- [Source material]
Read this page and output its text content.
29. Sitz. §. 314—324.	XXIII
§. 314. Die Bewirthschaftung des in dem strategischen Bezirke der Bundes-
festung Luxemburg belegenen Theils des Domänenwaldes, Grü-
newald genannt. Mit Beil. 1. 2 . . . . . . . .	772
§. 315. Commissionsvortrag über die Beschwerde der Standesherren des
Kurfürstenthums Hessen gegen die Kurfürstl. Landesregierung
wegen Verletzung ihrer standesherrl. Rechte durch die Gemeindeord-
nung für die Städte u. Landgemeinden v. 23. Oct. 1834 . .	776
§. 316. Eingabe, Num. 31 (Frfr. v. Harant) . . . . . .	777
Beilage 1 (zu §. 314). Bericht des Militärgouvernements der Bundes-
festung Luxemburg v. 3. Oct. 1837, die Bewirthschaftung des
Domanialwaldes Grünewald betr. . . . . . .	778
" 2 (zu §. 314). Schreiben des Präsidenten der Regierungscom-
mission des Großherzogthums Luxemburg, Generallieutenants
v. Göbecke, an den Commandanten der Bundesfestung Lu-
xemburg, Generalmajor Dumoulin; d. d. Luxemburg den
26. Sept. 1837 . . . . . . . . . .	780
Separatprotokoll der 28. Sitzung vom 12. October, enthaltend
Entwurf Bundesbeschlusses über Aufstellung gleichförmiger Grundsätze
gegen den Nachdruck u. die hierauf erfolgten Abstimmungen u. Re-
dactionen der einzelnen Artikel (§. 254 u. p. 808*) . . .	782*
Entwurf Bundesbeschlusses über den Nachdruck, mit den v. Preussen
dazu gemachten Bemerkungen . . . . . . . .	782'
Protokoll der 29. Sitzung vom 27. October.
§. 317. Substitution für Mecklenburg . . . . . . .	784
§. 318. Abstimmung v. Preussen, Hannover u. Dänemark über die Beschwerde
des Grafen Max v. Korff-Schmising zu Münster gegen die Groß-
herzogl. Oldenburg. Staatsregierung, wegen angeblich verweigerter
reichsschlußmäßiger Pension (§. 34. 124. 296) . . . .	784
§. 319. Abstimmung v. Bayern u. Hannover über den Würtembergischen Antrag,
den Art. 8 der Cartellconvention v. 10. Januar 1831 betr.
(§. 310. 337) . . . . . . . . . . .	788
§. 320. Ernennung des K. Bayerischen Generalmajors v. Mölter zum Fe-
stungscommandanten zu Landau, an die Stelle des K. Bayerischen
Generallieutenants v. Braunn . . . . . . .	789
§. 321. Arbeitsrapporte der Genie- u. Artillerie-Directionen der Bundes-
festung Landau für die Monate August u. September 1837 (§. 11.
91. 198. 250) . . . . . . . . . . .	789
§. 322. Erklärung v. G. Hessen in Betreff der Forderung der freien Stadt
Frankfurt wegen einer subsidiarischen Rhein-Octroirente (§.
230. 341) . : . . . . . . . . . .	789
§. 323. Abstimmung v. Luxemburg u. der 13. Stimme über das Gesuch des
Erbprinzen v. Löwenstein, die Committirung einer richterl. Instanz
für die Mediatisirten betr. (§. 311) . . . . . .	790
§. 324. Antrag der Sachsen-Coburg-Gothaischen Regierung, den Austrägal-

- [Challenge] Return the material exactly as it stands.

- [Exercise output]
Read this page and output its text content.
29. Sitz. §. 314—324.	XXIII
§. 314. Die Bewirthschaftung des in dem strategischen Bezirke der Bundes-
festung Luxemburg belegenen Theils des Domänenwaldes, Grü-
newald genannt. Mit Beil. 1. 2 . . . . . . . .	772
§. 315. Commissionsvortrag über die Beschwerde der Standesherren des
Kurfürstenthums Hessen gegen die Kurfürstl. Landesregierung
wegen Verletzung ihrer standesherrl. Rechte durch die Gemeindeord-
nung für die Städte u. Landgemeinden v. 23. Oct. 1834 . .	776
§. 316. Eingabe, Num. 31 (Frfr. v. Harant) . . . . . .	777
Beilage 1 (zu §. 314). Bericht des Militärgouvernements der Bundes-
festung Luxemburg v. 3. Oct. 1837, die Bewirthschaftung des
Domanialwaldes Grünewald betr. . . . . . .	778
" 2 (zu §. 314). Schreiben des Präsidenten der Regierungscom-
mission des Großherzogthums Luxemburg, Generallieutenants
v. Göbecke, an den Commandanten der Bundesfestung Lu-
xemburg, Generalmajor Dumoulin; d. d. Luxemburg den
26. Sept. 1837 . . . . . . . . . .	780
Separatprotokoll der 28. Sitzung vom 12. October, enthaltend
Entwurf Bundesbeschlusses über Aufstellung gleichförmiger Grundsätze
gegen den Nachdruck u. die hierauf erfolgten Abstimmungen u. Re-
dactionen der einzelnen Artikel (§. 254 u. p. 808*) . . .	782*
Entwurf Bundesbeschlusses über den Nachdruck, mit den v. Preussen
dazu gemachten Bemerkungen . . . . . . . .	782'
Protokoll der 29. Sitzung vom 27. October.
§. 317. Substitution für Mecklenburg . . . . . . .	784
§. 318. Abstimmung v. Preussen, Hannover u. Dänemark über die Beschwerde
des Grafen Max v. Korff-Schmising zu Münster gegen die Groß-
herzogl. Oldenburg. Staatsregierung, wegen angeblich verweigerter
reichsschlußmäßiger Pension (§. 34. 124. 296) . . . .	784
§. 319. Abstimmung v. Bayern u. Hannover über den Würtembergischen Antrag,
den Art. 8 der Cartellconvention v. 10. Januar 1831 betr.
(§. 310. 337) . . . . . . . . . . .	788
§. 320. Ernennung des K. Bayerischen Generalmajors v. Mölter zum Fe-
stungscommandanten zu Landau, an die Stelle des K. Bayerischen
Generallieutenants v. Braunn . . . . . . .	789
§. 321. Arbeitsrapporte der Genie- u. Artillerie-Directionen der Bundes-
festung Landau für die Monate August u. September 1837 (§. 11.
91. 198. 250) . . . . . . . . . . .	789
§. 322. Erklärung v. G. Hessen in Betreff der Forderung der freien Stadt
Frankfurt wegen einer subsidiarischen Rhein-Octroirente (§.
230. 341) . : . . . . . . . . . .	789
§. 323. Abstimmung v. Luxemburg u. der 13. Stimme über das Gesuch des
Erbprinzen v. Löwenstein, die Committirung einer richterl. Instanz
für die Mediatisirten betr. (§. 311) . . . . . .	790
§. 324. Antrag der Sachsen-Coburg-Gothaischen Regierung, den Austrägal-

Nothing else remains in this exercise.